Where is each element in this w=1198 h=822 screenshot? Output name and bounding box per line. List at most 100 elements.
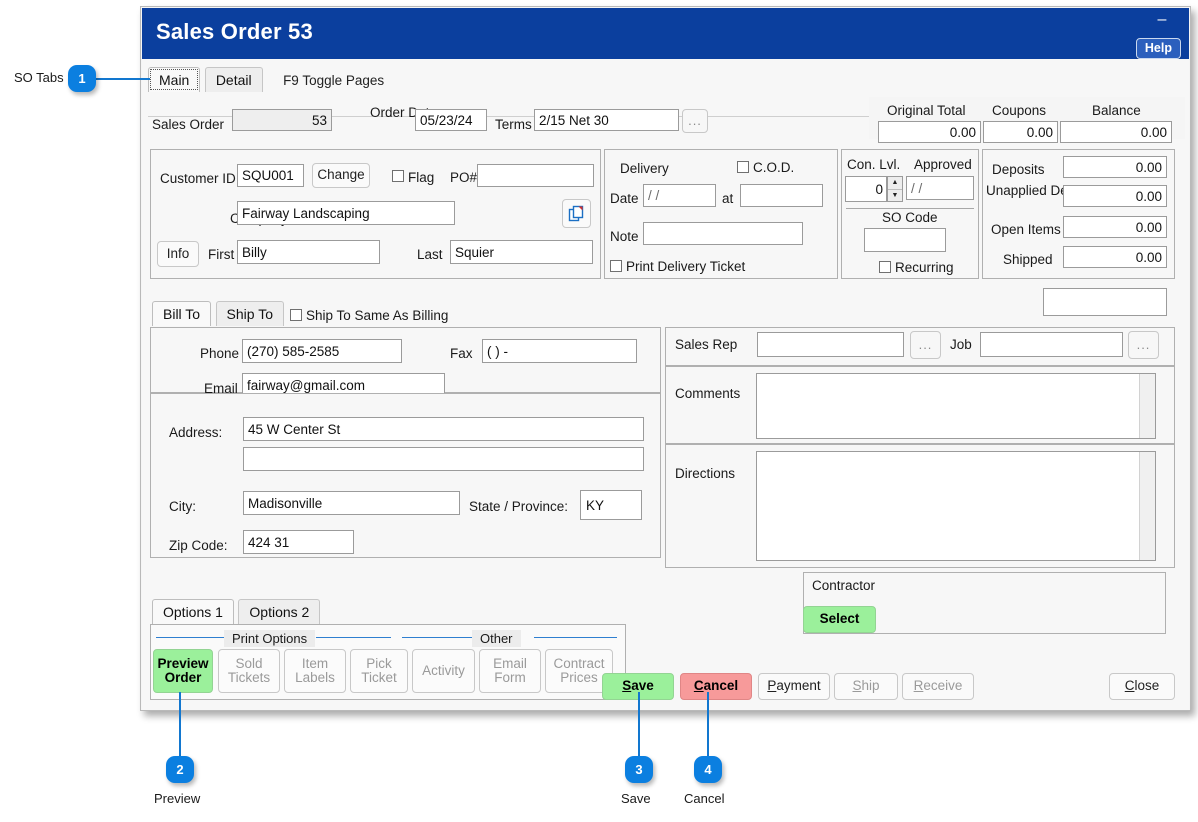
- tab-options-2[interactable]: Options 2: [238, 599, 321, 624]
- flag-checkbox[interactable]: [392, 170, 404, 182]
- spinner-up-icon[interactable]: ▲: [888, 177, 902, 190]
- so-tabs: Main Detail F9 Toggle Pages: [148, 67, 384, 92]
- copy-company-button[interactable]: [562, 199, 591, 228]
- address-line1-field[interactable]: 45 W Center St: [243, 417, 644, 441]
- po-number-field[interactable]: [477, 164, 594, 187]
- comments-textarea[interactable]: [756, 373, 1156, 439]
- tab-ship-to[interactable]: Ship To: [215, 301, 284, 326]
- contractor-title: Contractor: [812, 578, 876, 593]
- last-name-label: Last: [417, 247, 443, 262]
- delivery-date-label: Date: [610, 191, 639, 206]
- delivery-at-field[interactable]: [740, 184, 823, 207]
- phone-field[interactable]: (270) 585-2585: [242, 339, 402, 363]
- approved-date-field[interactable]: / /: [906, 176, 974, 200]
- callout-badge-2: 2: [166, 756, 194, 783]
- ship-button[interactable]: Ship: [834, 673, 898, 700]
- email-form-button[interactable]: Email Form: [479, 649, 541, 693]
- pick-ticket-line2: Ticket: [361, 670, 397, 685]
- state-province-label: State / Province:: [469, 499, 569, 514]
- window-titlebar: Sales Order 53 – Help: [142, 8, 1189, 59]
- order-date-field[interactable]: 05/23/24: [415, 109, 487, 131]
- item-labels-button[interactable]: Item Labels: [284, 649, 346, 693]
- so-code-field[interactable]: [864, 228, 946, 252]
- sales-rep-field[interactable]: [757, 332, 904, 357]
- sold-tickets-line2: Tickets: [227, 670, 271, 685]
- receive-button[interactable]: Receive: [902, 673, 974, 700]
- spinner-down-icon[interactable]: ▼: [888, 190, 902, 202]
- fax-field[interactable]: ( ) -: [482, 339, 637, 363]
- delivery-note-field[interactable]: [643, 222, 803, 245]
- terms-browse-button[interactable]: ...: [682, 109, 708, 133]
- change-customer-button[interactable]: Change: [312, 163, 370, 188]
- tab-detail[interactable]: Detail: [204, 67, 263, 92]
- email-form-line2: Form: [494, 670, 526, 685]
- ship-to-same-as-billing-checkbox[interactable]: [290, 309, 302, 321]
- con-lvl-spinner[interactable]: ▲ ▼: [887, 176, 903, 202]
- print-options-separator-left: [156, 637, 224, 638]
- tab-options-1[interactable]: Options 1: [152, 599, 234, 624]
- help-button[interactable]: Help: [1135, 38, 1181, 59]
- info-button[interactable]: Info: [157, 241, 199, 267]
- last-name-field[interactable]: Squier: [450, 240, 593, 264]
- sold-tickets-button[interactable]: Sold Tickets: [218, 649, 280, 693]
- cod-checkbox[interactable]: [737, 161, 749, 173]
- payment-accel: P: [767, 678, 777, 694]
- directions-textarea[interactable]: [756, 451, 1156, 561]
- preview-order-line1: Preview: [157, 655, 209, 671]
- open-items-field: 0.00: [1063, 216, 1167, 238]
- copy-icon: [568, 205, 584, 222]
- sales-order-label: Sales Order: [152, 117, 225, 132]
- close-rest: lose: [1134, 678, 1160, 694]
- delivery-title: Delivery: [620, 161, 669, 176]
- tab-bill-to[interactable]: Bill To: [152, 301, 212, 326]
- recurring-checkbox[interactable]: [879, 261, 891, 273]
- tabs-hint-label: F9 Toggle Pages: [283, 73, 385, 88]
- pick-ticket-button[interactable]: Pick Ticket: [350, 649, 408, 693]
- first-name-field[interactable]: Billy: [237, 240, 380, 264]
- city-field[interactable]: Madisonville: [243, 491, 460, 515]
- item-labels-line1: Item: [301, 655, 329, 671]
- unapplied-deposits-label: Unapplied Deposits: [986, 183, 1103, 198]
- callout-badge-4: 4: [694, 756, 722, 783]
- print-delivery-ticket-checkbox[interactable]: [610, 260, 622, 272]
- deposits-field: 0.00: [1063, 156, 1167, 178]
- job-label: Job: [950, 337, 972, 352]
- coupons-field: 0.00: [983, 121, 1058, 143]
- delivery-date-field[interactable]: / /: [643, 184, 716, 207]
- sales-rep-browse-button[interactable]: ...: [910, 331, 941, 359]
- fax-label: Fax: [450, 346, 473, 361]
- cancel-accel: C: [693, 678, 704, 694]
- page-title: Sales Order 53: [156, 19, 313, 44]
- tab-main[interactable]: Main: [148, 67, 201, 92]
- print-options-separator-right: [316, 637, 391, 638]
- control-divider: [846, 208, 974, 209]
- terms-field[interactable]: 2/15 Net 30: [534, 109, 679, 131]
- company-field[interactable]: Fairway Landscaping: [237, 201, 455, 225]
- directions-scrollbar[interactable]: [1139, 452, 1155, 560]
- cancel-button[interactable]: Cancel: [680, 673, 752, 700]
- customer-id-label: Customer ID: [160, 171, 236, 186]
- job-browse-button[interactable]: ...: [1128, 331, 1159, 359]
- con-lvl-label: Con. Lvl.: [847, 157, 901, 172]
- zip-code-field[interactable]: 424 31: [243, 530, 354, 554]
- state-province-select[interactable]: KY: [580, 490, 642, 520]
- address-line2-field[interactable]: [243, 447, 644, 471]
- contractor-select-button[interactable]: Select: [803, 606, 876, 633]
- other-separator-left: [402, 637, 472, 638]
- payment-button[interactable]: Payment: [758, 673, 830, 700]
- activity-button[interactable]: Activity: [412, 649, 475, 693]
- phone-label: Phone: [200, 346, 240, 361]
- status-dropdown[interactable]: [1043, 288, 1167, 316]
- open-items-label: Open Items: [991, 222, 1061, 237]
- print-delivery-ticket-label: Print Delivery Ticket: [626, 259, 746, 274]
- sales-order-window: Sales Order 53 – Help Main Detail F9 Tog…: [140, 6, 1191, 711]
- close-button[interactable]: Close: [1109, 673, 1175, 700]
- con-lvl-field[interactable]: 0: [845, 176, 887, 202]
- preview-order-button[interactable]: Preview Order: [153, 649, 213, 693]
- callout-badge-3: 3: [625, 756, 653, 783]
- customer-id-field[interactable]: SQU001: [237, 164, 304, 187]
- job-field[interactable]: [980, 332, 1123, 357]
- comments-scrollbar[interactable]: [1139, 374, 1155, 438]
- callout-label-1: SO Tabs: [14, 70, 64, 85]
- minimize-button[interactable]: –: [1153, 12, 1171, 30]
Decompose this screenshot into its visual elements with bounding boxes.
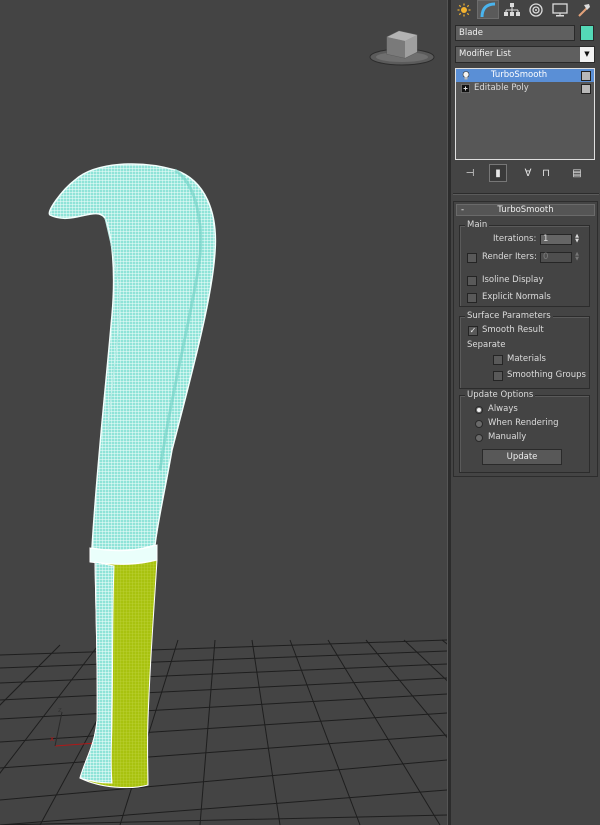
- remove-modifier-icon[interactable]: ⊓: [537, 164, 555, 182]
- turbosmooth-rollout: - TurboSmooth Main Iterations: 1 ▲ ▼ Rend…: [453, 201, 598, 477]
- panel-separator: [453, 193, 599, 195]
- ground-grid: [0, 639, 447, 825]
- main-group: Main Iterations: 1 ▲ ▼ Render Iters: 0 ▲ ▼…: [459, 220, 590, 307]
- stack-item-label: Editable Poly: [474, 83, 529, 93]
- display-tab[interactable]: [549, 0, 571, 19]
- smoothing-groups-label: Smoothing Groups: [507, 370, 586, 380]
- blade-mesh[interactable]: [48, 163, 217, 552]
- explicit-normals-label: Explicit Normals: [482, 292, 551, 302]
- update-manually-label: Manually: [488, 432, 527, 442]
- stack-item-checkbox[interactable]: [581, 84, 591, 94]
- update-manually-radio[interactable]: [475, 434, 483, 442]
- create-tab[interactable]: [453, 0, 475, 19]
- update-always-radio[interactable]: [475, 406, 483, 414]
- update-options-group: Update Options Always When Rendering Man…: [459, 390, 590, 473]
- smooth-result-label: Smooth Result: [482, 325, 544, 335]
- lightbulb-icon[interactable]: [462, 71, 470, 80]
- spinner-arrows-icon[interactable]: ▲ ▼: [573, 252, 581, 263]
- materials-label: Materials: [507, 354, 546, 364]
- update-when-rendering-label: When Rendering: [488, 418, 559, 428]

## Work to complete
Retype the rows from the line with "- tab-options-2[interactable]: Options" to the line with "- po-number-field[interactable]: [477, 164, 594, 187]", including both of those lines.

## Exercise result
- tab-options-2[interactable]: Options 2: [238, 599, 321, 624]
- flag-checkbox[interactable]: [392, 170, 404, 182]
- spinner-up-icon[interactable]: ▲: [888, 177, 902, 190]
- so-tabs: Main Detail F9 Toggle Pages: [148, 67, 384, 92]
- copy-company-button[interactable]: [562, 199, 591, 228]
- address-line1-field[interactable]: 45 W Center St: [243, 417, 644, 441]
- po-number-field[interactable]: [477, 164, 594, 187]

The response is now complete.